• _DIRECTIONS FOR THIS TASK_: Omit the images and output every line of the data below exactly.

[Extracts from a graphics dataset]
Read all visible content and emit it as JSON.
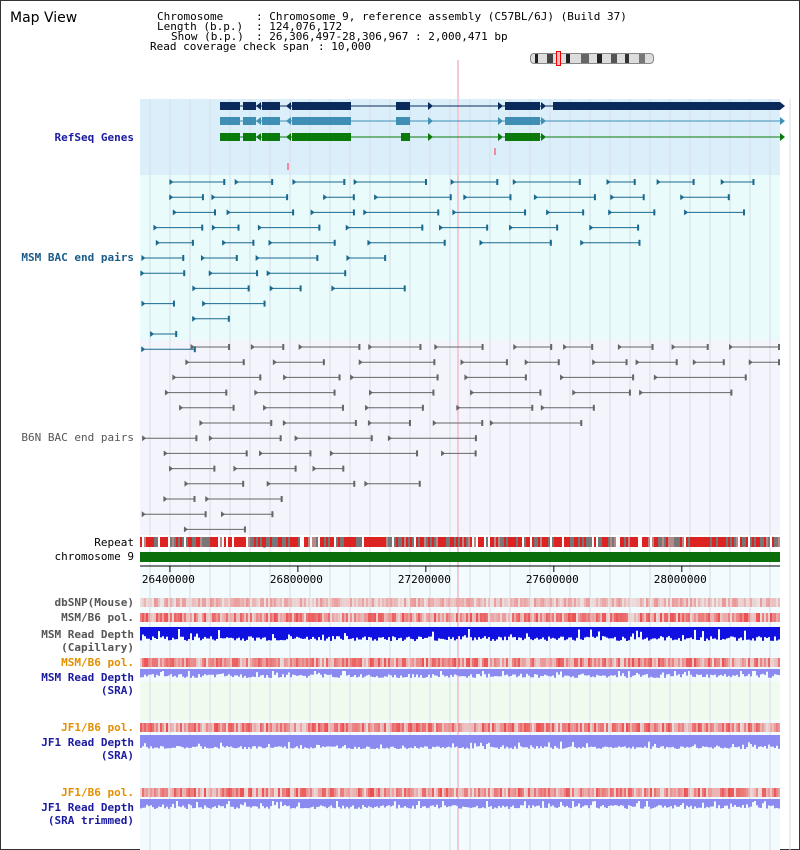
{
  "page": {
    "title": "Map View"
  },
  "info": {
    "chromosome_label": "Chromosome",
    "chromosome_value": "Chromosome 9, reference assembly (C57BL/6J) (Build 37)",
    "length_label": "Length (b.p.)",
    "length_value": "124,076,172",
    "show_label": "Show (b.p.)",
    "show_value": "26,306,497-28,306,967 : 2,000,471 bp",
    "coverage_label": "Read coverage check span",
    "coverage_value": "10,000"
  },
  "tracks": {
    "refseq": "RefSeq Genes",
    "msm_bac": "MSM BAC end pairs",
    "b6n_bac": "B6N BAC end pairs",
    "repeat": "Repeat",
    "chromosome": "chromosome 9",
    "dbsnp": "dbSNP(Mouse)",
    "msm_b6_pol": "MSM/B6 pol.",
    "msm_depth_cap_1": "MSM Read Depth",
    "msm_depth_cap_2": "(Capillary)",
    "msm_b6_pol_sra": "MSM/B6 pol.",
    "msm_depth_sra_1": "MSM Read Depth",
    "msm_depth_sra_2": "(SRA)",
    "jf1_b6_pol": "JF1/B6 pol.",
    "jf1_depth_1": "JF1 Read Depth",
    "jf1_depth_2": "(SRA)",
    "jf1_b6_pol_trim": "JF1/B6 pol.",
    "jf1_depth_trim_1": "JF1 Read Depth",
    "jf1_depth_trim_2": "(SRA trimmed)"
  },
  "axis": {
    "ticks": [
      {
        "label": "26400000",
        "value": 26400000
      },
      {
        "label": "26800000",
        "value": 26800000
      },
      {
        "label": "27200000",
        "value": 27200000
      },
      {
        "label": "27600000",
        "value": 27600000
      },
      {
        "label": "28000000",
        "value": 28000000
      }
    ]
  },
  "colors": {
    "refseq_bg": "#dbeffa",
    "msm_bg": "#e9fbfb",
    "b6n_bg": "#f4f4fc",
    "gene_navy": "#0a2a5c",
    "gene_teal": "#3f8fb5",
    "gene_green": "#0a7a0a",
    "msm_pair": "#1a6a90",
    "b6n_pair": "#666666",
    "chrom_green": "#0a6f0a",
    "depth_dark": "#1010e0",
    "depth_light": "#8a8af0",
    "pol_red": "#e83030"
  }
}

• _SOLUTION FOR THIS TASK_:
Read all visible content and emit it as JSON.
{
  "page": {
    "title": "Map View"
  },
  "info": {
    "chromosome_label": "Chromosome",
    "chromosome_value": "Chromosome 9, reference assembly (C57BL/6J) (Build 37)",
    "length_label": "Length (b.p.)",
    "length_value": "124,076,172",
    "show_label": "Show (b.p.)",
    "show_value": "26,306,497-28,306,967 : 2,000,471 bp",
    "coverage_label": "Read coverage check span",
    "coverage_value": "10,000"
  },
  "tracks": {
    "refseq": "RefSeq Genes",
    "msm_bac": "MSM BAC end pairs",
    "b6n_bac": "B6N BAC end pairs",
    "repeat": "Repeat",
    "chromosome": "chromosome 9",
    "dbsnp": "dbSNP(Mouse)",
    "msm_b6_pol": "MSM/B6 pol.",
    "msm_depth_cap_1": "MSM Read Depth",
    "msm_depth_cap_2": "(Capillary)",
    "msm_b6_pol_sra": "MSM/B6 pol.",
    "msm_depth_sra_1": "MSM Read Depth",
    "msm_depth_sra_2": "(SRA)",
    "jf1_b6_pol": "JF1/B6 pol.",
    "jf1_depth_1": "JF1 Read Depth",
    "jf1_depth_2": "(SRA)",
    "jf1_b6_pol_trim": "JF1/B6 pol.",
    "jf1_depth_trim_1": "JF1 Read Depth",
    "jf1_depth_trim_2": "(SRA trimmed)"
  },
  "axis": {
    "ticks": [
      {
        "label": "26400000",
        "value": 26400000
      },
      {
        "label": "26800000",
        "value": 26800000
      },
      {
        "label": "27200000",
        "value": 27200000
      },
      {
        "label": "27600000",
        "value": 27600000
      },
      {
        "label": "28000000",
        "value": 28000000
      }
    ]
  },
  "colors": {
    "refseq_bg": "#dbeffa",
    "msm_bg": "#e9fbfb",
    "b6n_bg": "#f4f4fc",
    "gene_navy": "#0a2a5c",
    "gene_teal": "#3f8fb5",
    "gene_green": "#0a7a0a",
    "msm_pair": "#1a6a90",
    "b6n_pair": "#666666",
    "chrom_green": "#0a6f0a",
    "depth_dark": "#1010e0",
    "depth_light": "#8a8af0",
    "pol_red": "#e83030"
  }
}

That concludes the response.